--- Job ---
Identify each line below containing the string "this" and copy it.

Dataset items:
— Start —
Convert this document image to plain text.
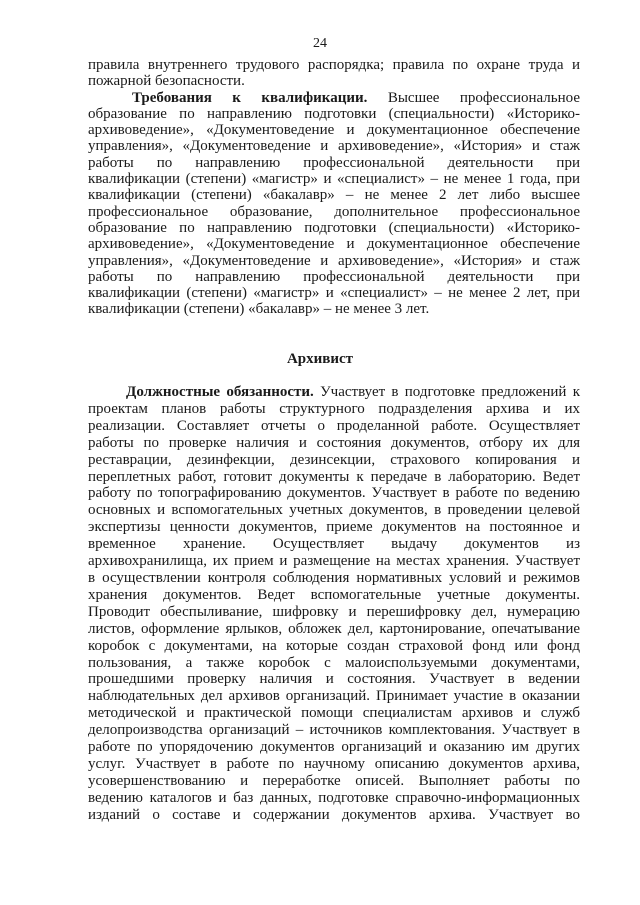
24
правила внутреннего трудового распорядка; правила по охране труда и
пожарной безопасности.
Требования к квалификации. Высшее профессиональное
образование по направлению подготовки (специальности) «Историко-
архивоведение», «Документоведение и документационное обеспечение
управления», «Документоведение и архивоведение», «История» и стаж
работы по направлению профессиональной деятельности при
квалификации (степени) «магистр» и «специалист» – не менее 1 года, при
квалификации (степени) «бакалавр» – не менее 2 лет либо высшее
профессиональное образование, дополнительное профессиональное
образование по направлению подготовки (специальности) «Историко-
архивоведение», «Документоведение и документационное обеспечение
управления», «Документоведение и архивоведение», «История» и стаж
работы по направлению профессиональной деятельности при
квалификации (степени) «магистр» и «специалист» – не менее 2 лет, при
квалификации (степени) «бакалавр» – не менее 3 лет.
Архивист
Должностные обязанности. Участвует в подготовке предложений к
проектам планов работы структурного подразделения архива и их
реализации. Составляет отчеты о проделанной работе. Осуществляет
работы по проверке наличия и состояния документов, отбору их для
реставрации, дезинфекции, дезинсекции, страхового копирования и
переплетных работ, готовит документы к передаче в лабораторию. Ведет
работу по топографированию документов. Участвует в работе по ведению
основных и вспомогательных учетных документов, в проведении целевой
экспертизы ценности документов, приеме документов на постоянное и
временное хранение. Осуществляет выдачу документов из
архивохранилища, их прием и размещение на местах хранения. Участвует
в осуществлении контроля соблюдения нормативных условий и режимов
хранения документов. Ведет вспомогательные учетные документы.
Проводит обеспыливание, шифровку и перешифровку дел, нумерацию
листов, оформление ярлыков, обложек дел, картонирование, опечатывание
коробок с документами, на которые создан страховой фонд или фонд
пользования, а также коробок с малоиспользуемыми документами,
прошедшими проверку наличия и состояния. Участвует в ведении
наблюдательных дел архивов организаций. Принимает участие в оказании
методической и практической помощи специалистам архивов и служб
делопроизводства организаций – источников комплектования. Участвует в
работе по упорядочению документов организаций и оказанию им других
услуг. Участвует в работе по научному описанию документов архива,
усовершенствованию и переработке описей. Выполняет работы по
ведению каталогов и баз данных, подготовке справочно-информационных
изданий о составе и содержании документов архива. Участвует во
— End —
— Start —
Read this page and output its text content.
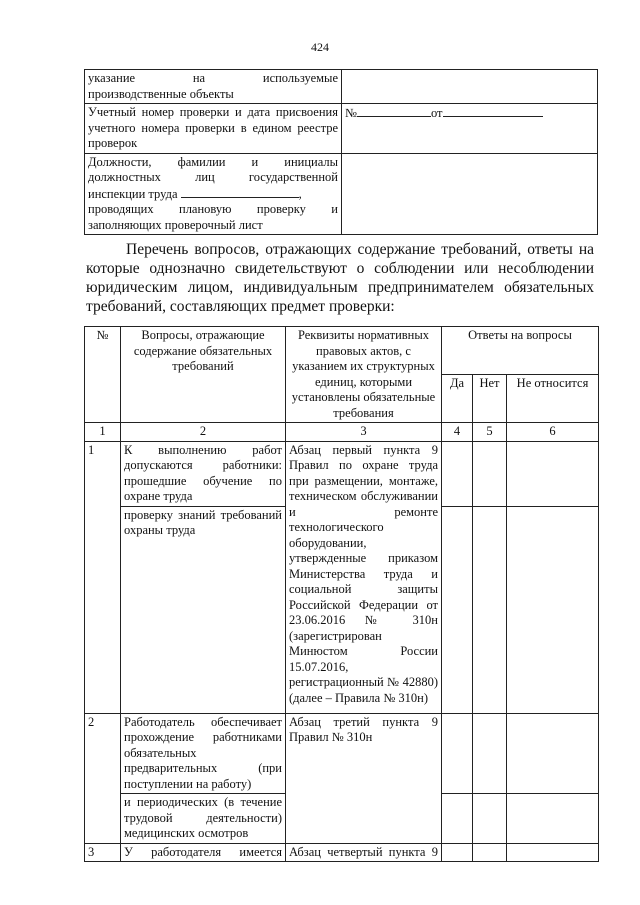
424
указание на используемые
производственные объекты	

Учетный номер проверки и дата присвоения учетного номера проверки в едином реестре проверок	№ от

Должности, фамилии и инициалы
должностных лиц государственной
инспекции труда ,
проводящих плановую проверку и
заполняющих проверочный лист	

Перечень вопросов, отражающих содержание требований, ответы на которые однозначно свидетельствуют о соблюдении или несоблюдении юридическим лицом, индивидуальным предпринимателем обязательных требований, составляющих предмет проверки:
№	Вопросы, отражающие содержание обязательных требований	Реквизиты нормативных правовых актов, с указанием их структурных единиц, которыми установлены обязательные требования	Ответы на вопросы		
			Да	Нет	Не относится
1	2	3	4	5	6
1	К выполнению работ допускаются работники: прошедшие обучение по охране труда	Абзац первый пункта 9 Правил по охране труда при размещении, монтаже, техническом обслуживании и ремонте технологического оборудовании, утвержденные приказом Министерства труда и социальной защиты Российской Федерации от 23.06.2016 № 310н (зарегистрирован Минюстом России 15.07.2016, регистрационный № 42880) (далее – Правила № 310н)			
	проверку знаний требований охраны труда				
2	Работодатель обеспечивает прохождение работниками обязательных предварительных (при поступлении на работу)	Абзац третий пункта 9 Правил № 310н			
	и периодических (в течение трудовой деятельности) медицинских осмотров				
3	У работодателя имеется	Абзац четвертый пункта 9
— End —
--- Full output ---
Convert this document image to plain text.
Read this page and output its text content.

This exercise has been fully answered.